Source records
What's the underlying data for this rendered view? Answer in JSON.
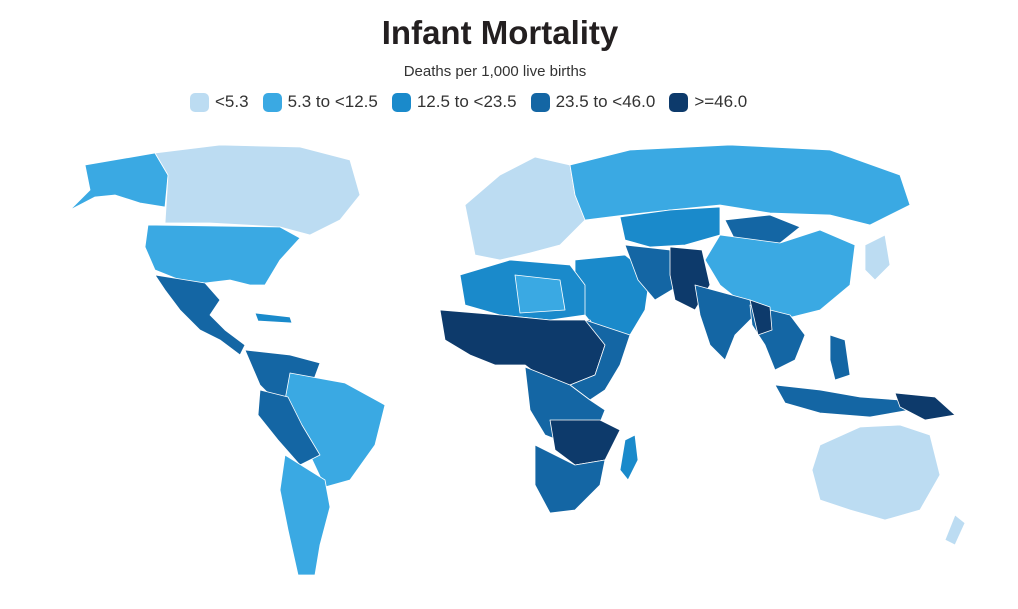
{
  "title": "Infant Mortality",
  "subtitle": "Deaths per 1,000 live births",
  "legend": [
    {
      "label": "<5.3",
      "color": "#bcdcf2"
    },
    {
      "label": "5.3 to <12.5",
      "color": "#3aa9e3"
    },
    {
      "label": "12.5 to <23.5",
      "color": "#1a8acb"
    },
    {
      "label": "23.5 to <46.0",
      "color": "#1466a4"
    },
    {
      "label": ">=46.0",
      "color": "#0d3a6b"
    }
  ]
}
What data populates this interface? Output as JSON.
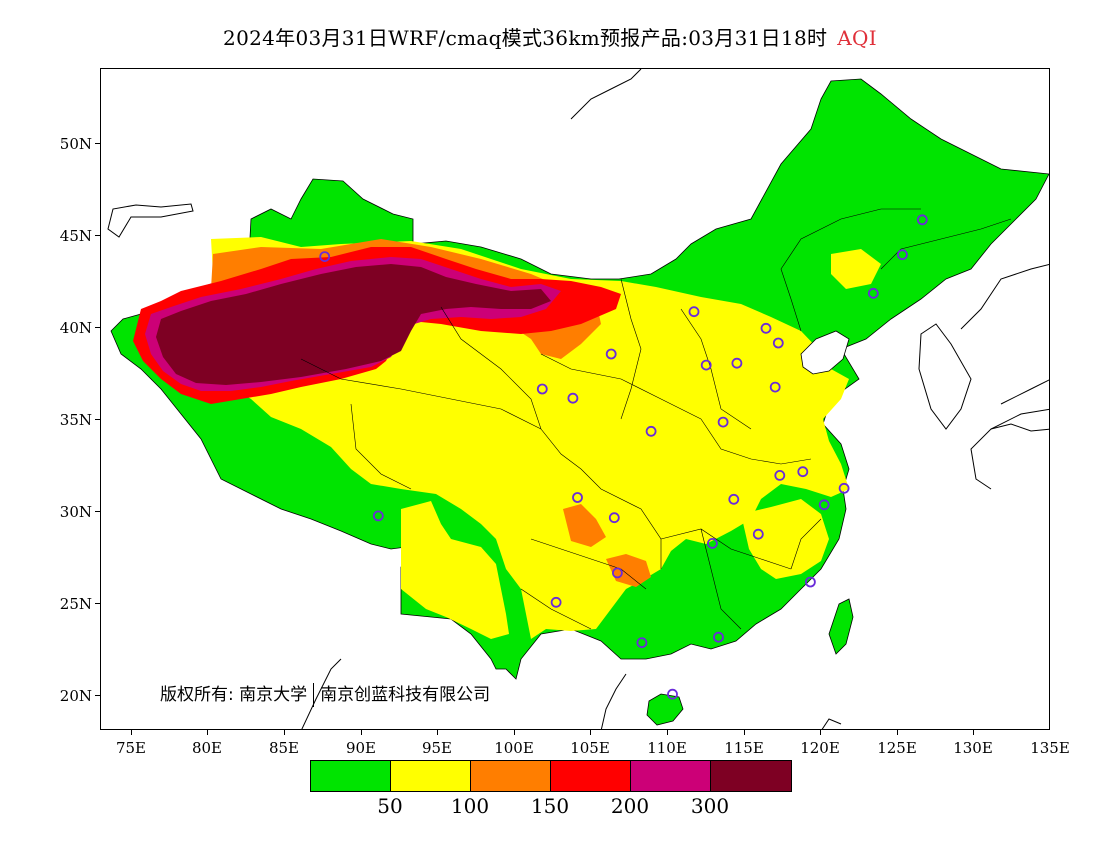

---

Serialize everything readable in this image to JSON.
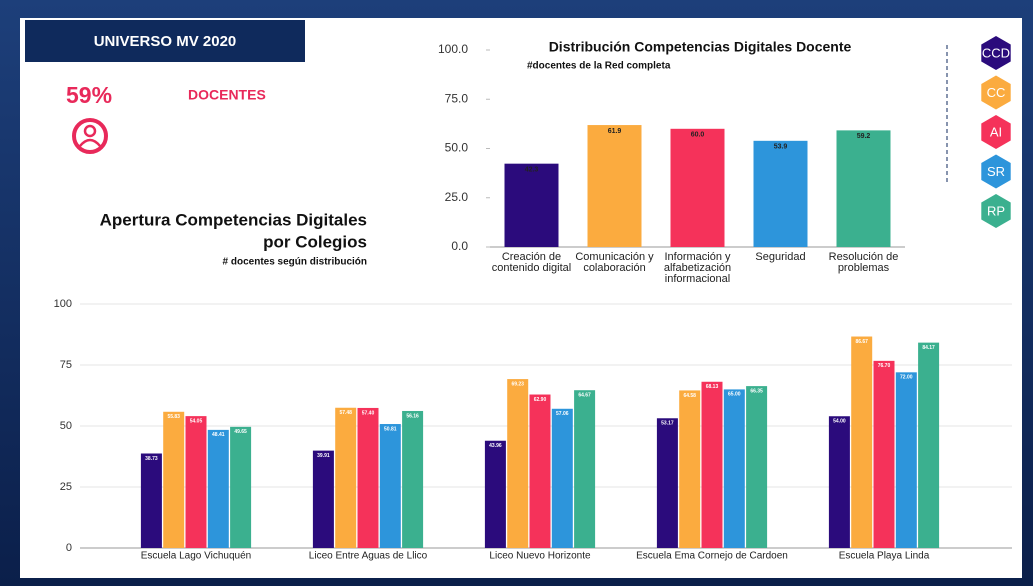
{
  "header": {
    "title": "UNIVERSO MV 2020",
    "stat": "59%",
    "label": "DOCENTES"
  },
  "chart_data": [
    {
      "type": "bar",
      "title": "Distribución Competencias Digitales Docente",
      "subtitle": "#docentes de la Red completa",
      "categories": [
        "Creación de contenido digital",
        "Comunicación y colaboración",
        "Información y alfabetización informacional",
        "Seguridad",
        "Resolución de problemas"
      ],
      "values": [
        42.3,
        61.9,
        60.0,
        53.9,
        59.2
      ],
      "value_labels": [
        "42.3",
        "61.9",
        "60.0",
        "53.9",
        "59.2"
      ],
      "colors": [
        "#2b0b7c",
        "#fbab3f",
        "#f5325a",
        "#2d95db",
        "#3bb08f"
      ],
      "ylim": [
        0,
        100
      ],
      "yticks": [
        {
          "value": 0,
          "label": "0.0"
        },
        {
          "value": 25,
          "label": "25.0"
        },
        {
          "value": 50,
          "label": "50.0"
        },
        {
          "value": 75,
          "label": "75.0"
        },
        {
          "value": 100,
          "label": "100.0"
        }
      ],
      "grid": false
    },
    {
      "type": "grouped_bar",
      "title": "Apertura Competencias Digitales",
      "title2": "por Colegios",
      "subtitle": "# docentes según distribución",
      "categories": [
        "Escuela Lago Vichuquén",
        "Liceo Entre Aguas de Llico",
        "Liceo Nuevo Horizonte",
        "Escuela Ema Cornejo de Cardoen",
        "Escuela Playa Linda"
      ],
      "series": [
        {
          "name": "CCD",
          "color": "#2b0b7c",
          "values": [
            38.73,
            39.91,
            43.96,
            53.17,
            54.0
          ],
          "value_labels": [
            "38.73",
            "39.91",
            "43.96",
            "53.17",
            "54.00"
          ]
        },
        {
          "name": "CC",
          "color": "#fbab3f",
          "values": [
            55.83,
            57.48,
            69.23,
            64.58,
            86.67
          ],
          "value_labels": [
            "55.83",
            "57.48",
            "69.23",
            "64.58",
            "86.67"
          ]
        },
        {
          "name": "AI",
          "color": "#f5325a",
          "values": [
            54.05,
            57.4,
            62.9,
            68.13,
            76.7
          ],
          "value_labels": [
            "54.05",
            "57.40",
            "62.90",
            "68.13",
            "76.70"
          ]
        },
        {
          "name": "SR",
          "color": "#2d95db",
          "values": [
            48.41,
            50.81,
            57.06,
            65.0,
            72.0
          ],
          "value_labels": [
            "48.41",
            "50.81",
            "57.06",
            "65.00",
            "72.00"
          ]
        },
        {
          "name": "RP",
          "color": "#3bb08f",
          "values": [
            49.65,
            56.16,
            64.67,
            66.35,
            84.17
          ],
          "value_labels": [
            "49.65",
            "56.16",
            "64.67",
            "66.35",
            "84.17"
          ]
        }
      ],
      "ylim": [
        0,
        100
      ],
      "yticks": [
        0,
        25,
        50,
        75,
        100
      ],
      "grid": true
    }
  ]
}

## [What the exercise asks]
Leave out every picture, then retype exactly the lines from the one containing "What's the underlying" through the one containing "What data populates".

## [Task solution]
What's the underlying data for this rendered view? Answer in JSON.
{
  "title": "Infant Mortality",
  "subtitle": "Deaths per 1,000 live births",
  "legend": [
    {
      "label": "<5.3",
      "color": "#bcdcf2"
    },
    {
      "label": "5.3 to <12.5",
      "color": "#3aa9e3"
    },
    {
      "label": "12.5 to <23.5",
      "color": "#1a8acb"
    },
    {
      "label": "23.5 to <46.0",
      "color": "#1466a4"
    },
    {
      "label": ">=46.0",
      "color": "#0d3a6b"
    }
  ]
}
What data populates this interface? Output as JSON.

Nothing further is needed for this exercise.